%%
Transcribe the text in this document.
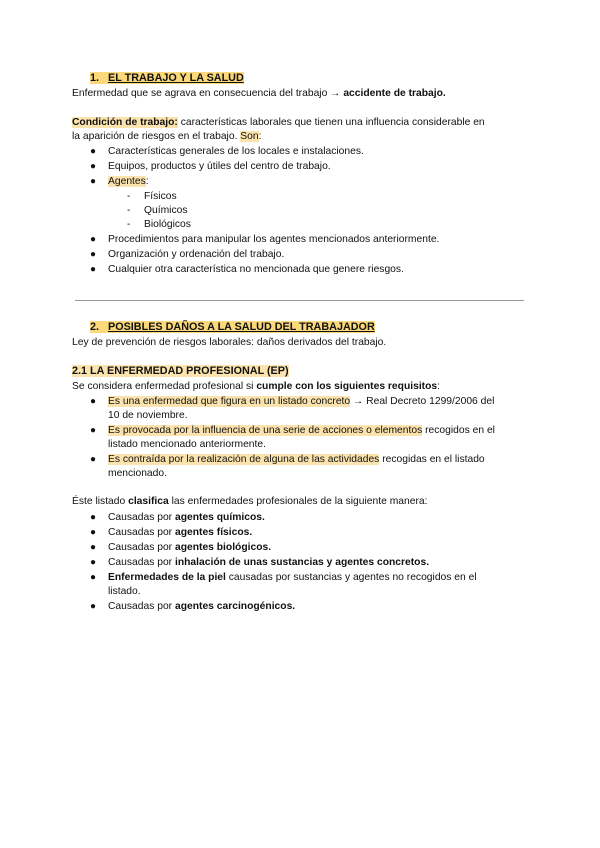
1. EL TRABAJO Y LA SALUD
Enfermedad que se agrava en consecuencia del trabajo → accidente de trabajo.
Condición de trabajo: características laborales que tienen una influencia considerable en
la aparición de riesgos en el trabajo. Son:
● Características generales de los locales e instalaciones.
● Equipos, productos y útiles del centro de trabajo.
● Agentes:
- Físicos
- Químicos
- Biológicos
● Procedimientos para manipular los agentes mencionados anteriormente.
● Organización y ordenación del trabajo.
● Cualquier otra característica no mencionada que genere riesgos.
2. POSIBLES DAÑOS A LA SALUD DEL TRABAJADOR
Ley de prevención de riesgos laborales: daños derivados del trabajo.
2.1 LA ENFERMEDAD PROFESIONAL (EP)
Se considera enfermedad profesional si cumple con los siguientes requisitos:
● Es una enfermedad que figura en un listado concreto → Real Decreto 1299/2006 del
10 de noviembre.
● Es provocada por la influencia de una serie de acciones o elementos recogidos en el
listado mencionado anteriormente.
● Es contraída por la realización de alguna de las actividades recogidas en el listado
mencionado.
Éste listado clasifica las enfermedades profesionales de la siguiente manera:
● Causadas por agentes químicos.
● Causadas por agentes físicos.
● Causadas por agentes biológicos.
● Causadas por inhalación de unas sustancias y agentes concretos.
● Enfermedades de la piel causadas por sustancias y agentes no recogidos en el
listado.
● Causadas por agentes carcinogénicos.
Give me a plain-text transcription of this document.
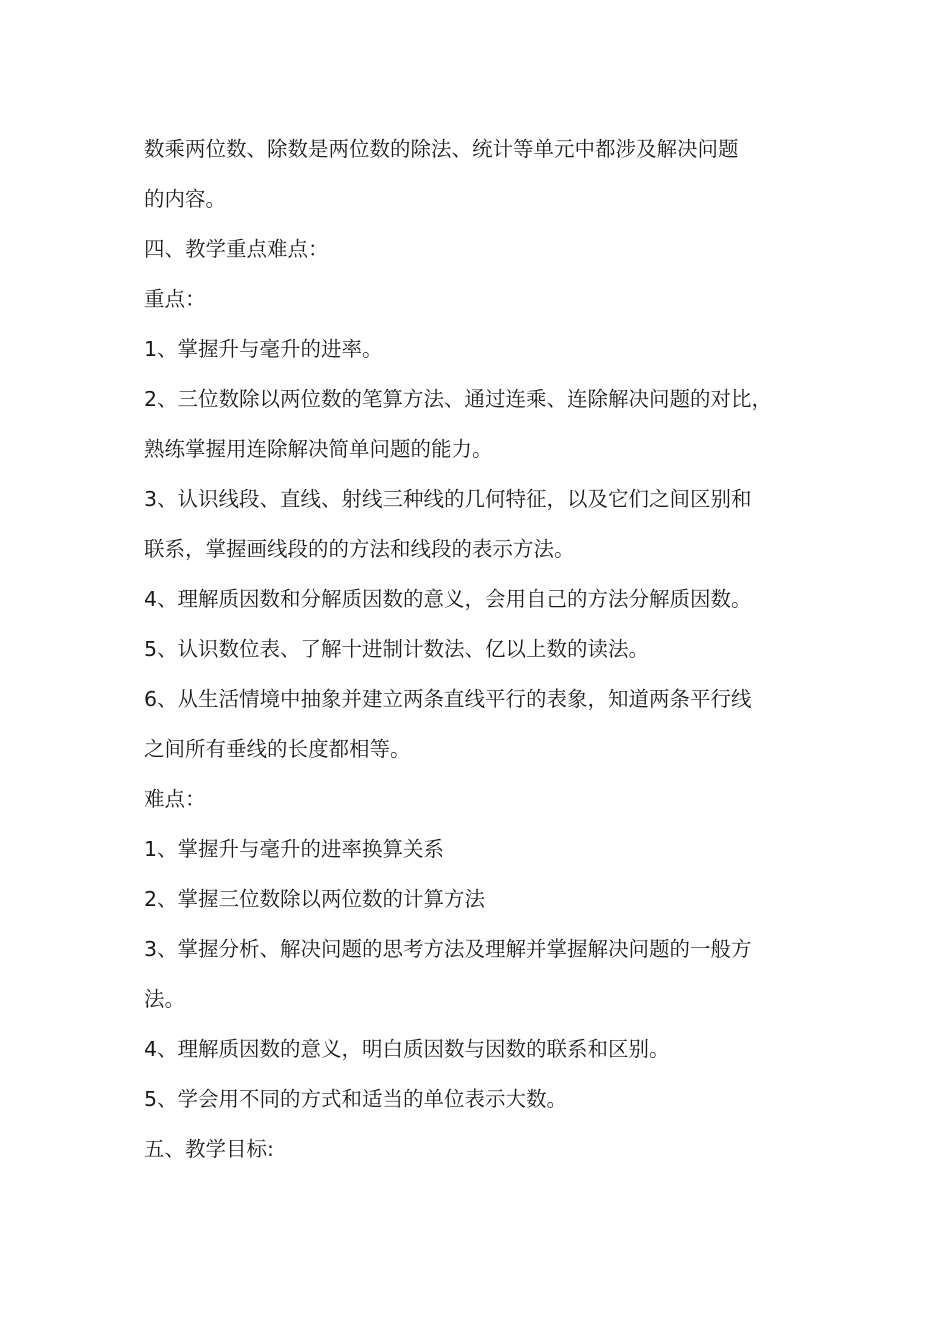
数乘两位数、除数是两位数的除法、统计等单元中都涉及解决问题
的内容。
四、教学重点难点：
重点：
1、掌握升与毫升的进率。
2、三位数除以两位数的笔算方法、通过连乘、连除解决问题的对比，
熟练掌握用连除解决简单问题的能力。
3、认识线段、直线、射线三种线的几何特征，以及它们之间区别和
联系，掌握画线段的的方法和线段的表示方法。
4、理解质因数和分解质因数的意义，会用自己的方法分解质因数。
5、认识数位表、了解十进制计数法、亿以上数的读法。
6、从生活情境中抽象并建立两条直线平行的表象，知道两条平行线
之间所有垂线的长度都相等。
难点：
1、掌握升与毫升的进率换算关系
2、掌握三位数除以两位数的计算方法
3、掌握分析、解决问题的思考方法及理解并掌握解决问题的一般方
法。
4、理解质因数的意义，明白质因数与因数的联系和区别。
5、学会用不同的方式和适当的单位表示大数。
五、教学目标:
%%
**Description of the task:** Your task is to transcribe all of the records precisely, with no images included.

**Exercise answer:**
Transcribe the text in this document.
1. EL TRABAJO Y LA SALUD
Enfermedad que se agrava en consecuencia del trabajo → accidente de trabajo.
Condición de trabajo: características laborales que tienen una influencia considerable en
la aparición de riesgos en el trabajo. Son:
● Características generales de los locales e instalaciones.
● Equipos, productos y útiles del centro de trabajo.
● Agentes:
- Físicos
- Químicos
- Biológicos
● Procedimientos para manipular los agentes mencionados anteriormente.
● Organización y ordenación del trabajo.
● Cualquier otra característica no mencionada que genere riesgos.
2. POSIBLES DAÑOS A LA SALUD DEL TRABAJADOR
Ley de prevención de riesgos laborales: daños derivados del trabajo.
2.1 LA ENFERMEDAD PROFESIONAL (EP)
Se considera enfermedad profesional si cumple con los siguientes requisitos:
● Es una enfermedad que figura en un listado concreto → Real Decreto 1299/2006 del
10 de noviembre.
● Es provocada por la influencia de una serie de acciones o elementos recogidos en el
listado mencionado anteriormente.
● Es contraída por la realización de alguna de las actividades recogidas en el listado
mencionado.
Éste listado clasifica las enfermedades profesionales de la siguiente manera:
● Causadas por agentes químicos.
● Causadas por agentes físicos.
● Causadas por agentes biológicos.
● Causadas por inhalación de unas sustancias y agentes concretos.
● Enfermedades de la piel causadas por sustancias y agentes no recogidos en el
listado.
● Causadas por agentes carcinogénicos.
Give me a plain-text transcription of this document.
数乘两位数、除数是两位数的除法、统计等单元中都涉及解决问题
的内容。
四、教学重点难点：
重点：
1、掌握升与毫升的进率。
2、三位数除以两位数的笔算方法、通过连乘、连除解决问题的对比，
熟练掌握用连除解决简单问题的能力。
3、认识线段、直线、射线三种线的几何特征，以及它们之间区别和
联系，掌握画线段的的方法和线段的表示方法。
4、理解质因数和分解质因数的意义，会用自己的方法分解质因数。
5、认识数位表、了解十进制计数法、亿以上数的读法。
6、从生活情境中抽象并建立两条直线平行的表象，知道两条平行线
之间所有垂线的长度都相等。
难点：
1、掌握升与毫升的进率换算关系
2、掌握三位数除以两位数的计算方法
3、掌握分析、解决问题的思考方法及理解并掌握解决问题的一般方
法。
4、理解质因数的意义，明白质因数与因数的联系和区别。
5、学会用不同的方式和适当的单位表示大数。
五、教学目标:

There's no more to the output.